Layout coordinate data
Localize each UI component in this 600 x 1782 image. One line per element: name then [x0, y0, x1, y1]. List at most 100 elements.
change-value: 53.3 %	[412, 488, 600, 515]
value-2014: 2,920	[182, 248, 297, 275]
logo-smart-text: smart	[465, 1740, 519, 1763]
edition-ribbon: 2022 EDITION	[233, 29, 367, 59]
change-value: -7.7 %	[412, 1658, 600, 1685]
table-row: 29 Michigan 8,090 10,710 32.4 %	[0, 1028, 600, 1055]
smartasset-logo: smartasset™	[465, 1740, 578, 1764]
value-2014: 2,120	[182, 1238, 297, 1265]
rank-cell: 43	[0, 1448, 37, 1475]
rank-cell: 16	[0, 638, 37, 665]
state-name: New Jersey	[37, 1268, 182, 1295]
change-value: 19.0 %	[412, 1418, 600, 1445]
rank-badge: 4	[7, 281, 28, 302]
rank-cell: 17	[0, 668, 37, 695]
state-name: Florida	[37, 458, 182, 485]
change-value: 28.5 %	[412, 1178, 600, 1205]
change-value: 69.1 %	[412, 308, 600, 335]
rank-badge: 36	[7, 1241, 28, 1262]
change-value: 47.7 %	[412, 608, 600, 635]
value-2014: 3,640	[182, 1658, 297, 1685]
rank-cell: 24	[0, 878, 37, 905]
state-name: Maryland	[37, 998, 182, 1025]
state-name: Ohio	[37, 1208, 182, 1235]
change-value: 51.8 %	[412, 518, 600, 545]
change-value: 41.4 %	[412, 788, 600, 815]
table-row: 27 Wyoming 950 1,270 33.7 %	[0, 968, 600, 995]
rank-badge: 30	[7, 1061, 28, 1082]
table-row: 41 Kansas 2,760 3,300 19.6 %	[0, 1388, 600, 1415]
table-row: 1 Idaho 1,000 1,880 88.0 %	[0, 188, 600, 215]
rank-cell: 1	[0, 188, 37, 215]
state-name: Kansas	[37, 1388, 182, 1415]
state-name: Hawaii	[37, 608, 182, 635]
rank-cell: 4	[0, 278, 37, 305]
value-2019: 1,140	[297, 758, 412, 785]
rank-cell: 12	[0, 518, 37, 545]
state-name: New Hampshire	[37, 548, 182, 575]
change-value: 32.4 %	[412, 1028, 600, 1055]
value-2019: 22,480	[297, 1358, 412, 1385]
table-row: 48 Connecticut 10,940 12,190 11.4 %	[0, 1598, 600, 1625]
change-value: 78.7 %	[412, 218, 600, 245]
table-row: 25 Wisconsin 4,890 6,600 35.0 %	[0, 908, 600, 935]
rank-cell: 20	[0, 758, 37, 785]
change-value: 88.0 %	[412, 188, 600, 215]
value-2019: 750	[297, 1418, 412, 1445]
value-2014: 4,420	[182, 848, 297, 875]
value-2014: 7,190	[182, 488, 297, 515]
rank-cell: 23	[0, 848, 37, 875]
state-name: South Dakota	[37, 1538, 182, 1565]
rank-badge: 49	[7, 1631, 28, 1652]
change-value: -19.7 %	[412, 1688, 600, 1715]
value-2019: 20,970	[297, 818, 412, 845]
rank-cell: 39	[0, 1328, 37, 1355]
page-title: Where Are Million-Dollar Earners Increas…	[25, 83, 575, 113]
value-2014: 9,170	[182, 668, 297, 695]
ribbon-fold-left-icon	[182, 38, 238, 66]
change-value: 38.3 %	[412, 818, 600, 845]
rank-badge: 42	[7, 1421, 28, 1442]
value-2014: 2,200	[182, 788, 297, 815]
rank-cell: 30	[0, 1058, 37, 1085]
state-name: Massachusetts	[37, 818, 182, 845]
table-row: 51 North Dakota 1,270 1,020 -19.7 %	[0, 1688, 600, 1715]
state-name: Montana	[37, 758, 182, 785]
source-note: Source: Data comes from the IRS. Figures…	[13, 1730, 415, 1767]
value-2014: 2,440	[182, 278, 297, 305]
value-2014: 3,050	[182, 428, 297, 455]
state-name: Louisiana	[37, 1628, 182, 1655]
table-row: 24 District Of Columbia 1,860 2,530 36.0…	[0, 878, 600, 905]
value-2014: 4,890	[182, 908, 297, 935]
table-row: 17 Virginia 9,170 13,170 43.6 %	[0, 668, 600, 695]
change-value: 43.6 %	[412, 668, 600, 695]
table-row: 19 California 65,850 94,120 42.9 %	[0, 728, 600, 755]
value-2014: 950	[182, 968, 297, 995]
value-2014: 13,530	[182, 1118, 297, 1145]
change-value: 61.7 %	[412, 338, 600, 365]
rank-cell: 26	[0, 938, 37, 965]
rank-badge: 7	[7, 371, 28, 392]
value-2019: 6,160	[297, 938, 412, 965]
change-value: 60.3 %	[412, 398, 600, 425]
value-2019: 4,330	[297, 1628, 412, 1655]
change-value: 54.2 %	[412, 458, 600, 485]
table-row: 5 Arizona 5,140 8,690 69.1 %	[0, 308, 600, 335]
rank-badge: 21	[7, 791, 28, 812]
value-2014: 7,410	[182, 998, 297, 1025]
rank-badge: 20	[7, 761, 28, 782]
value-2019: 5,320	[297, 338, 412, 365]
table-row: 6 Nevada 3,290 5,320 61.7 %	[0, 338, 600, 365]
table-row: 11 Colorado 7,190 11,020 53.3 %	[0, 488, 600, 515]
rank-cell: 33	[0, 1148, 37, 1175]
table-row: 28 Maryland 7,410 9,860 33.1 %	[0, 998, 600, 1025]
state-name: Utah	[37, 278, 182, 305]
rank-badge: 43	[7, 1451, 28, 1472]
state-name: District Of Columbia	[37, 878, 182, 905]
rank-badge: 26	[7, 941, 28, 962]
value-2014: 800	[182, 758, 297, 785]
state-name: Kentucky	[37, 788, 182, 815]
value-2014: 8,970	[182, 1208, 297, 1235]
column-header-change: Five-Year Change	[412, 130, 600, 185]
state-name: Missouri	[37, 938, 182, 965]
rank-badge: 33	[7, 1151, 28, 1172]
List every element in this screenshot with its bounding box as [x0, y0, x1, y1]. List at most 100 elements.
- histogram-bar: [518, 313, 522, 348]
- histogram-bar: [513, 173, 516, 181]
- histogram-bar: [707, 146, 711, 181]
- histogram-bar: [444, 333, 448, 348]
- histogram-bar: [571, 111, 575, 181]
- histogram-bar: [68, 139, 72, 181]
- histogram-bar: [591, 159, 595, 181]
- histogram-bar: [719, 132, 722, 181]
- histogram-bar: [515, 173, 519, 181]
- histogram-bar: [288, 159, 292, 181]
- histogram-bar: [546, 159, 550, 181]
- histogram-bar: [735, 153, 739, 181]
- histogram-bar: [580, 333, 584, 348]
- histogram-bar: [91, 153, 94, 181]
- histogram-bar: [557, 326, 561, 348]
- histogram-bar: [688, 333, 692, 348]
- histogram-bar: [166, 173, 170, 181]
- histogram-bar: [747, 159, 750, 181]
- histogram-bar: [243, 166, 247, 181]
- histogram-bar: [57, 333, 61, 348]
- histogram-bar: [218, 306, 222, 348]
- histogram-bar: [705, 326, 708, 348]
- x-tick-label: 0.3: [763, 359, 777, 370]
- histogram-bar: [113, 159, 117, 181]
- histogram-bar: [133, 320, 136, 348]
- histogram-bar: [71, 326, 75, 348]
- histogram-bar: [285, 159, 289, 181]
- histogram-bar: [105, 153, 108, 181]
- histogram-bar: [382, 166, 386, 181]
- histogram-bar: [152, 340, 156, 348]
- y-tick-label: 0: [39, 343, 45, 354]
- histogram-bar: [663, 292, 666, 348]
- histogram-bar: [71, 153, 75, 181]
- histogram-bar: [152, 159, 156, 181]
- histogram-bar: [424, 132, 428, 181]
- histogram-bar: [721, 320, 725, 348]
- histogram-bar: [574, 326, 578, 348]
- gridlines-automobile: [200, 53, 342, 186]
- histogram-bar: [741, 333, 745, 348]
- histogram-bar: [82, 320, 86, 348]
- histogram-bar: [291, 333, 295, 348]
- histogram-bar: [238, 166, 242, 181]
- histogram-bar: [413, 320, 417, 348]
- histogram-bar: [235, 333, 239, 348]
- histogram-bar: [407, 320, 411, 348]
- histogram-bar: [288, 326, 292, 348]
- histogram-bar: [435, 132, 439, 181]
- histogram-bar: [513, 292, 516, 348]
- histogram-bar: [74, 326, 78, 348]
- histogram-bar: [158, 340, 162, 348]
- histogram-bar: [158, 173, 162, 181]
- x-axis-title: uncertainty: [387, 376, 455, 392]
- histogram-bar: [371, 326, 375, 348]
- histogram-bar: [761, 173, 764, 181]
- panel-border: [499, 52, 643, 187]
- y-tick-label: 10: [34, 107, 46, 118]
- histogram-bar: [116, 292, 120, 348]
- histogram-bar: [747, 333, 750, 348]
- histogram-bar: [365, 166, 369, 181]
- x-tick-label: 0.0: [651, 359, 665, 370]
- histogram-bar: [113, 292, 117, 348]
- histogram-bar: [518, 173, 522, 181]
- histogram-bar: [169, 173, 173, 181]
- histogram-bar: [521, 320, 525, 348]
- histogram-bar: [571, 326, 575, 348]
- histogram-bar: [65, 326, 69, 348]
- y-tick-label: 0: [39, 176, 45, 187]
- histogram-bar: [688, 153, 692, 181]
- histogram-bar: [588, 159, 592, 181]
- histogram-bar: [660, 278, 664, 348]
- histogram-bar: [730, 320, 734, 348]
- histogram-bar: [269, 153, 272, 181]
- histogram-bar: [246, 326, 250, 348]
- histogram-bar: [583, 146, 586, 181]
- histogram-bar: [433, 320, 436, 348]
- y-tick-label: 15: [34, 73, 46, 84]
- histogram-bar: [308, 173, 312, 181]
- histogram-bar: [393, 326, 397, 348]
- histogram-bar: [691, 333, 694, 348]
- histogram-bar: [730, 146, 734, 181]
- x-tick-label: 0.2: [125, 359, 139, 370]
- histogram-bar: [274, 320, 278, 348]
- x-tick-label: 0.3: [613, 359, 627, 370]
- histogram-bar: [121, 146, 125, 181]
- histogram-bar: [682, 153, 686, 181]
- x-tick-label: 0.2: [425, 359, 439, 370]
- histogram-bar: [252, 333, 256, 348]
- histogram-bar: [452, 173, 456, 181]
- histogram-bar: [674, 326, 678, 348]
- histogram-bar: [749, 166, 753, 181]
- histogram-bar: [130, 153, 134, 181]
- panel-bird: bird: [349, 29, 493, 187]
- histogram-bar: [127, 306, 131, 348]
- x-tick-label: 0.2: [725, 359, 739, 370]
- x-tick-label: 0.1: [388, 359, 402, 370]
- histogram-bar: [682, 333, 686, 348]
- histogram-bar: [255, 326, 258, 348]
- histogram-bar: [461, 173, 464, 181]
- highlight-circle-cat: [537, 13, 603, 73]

■ EXERCISE TASK: Express the material, from its first line through the line containing "218, 600, 245]", as a JSON list of strings with one string per line, omitting any blank lines.

■ FINAL ANSWER:
[
  "Localize each UI component in this 600 x 1782 image. One line per element: name then [x0, y0, x1, y1]. List at most 100 elements.",
  "change-value: 53.3 %\t[412, 488, 600, 515]",
  "value-2014: 2,920\t[182, 248, 297, 275]",
  "logo-smart-text: smart\t[465, 1740, 519, 1763]",
  "edition-ribbon: 2022 EDITION\t[233, 29, 367, 59]",
  "change-value: -7.7 %\t[412, 1658, 600, 1685]",
  "table-row: 29 Michigan 8,090 10,710 32.4 %\t[0, 1028, 600, 1055]",
  "smartasset-logo: smartasset™\t[465, 1740, 578, 1764]",
  "value-2014: 2,120\t[182, 1238, 297, 1265]",
  "rank-cell: 43\t[0, 1448, 37, 1475]",
  "rank-cell: 16\t[0, 638, 37, 665]",
  "state-name: New Jersey\t[37, 1268, 182, 1295]",
  "change-value: 19.0 %\t[412, 1418, 600, 1445]",
  "rank-badge: 4\t[7, 281, 28, 302]",
  "rank-cell: 17\t[0, 668, 37, 695]",
  "state-name: Florida\t[37, 458, 182, 485]",
  "change-value: 28.5 %\t[412, 1178, 600, 1205]",
  "change-value: 69.1 %\t[412, 308, 600, 335]",
  "rank-badge: 36\t[7, 1241, 28, 1262]",
  "change-value: 47.7 %\t[412, 608, 600, 635]",
  "value-2014: 3,640\t[182, 1658, 297, 1685]",
  "rank-cell: 24\t[0, 878, 37, 905]",
  "state-name: Maryland\t[37, 998, 182, 1025]",
  "state-name: Ohio\t[37, 1208, 182, 1235]",
  "change-value: 51.8 %\t[412, 518, 600, 545]",
  "change-value: 41.4 %\t[412, 788, 600, 815]",
  "table-row: 27 Wyoming 950 1,270 33.7 %\t[0, 968, 600, 995]",
  "rank-badge: 30\t[7, 1061, 28, 1082]",
  "table-row: 41 Kansas 2,760 3,300 19.6 %\t[0, 1388, 600, 1415]",
  "table-row: 1 Idaho 1,000 1,880 88.0 %\t[0, 188, 600, 215]",
  "rank-cell: 1\t[0, 188, 37, 215]",
  "state-name: Kansas\t[37, 1388, 182, 1415]",
  "state-name: Hawaii\t[37, 608, 182, 635]",
  "rank-cell: 4\t[0, 278, 37, 305]",
  "value-2019: 1,140\t[297, 758, 412, 785]",
  "rank-cell: 12\t[0, 518, 37, 545]",
  "state-name: New Hampshire\t[37, 548, 182, 575]",
  "change-value: 32.4 %\t[412, 1028, 600, 1055]",
  "value-2019: 22,480\t[297, 1358, 412, 1385]",
  "table-row: 48 Connecticut 10,940 12,190 11.4 %\t[0, 1598, 600, 1625]",
  "change-value: 78.7 %\t[412, 218, 600, 245]"
]